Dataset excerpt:
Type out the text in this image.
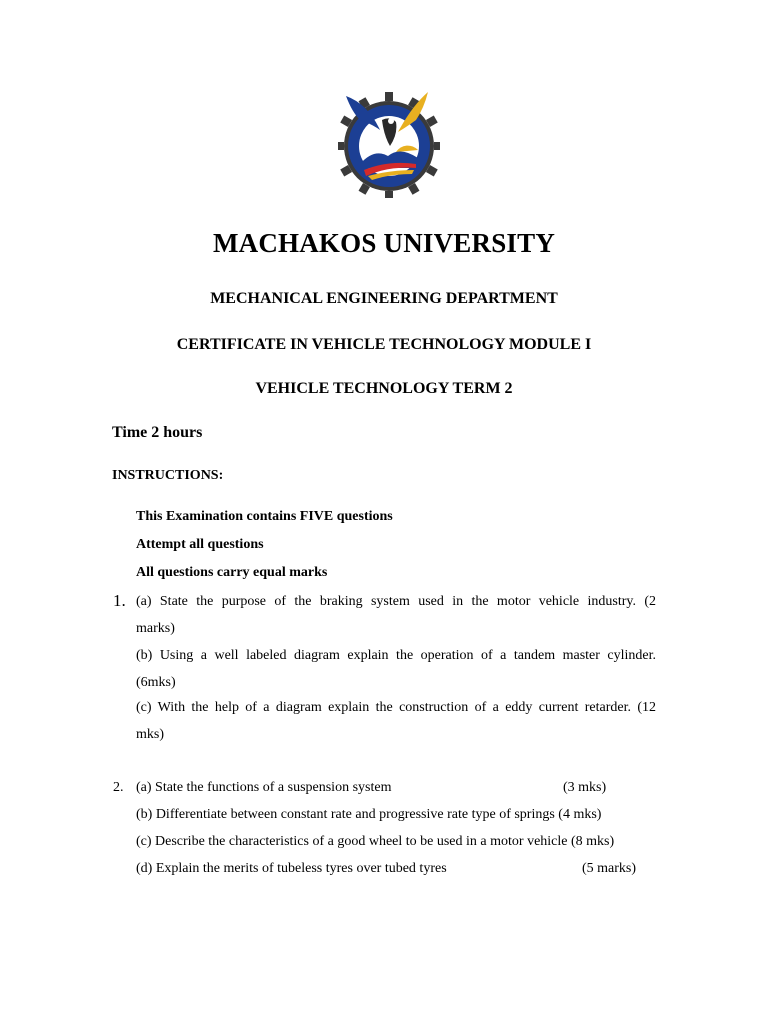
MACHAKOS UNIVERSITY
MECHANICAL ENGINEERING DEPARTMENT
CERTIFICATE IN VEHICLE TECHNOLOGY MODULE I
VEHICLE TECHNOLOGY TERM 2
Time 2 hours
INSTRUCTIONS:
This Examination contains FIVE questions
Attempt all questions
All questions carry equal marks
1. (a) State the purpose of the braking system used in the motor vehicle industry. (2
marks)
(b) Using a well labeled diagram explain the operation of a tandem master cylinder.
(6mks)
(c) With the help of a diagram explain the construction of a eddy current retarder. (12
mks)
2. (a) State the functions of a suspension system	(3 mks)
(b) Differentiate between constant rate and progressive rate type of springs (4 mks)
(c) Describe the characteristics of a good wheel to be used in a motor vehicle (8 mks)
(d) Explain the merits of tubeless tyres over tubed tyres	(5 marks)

What is asked: Using the material above, retype each entry exactly and omit the pictures.

Result of this exercise:
Type out the text in this image.
MACHAKOS UNIVERSITY
MECHANICAL ENGINEERING DEPARTMENT
CERTIFICATE IN VEHICLE TECHNOLOGY MODULE I
VEHICLE TECHNOLOGY TERM 2
Time 2 hours
INSTRUCTIONS:
This Examination contains FIVE questions
Attempt all questions
All questions carry equal marks
1. (a) State the purpose of the braking system used in the motor vehicle industry. (2
marks)
(b) Using a well labeled diagram explain the operation of a tandem master cylinder.
(6mks)
(c) With the help of a diagram explain the construction of a eddy current retarder. (12
mks)
2. (a) State the functions of a suspension system	(3 mks)
(b) Differentiate between constant rate and progressive rate type of springs (4 mks)
(c) Describe the characteristics of a good wheel to be used in a motor vehicle (8 mks)
(d) Explain the merits of tubeless tyres over tubed tyres	(5 marks)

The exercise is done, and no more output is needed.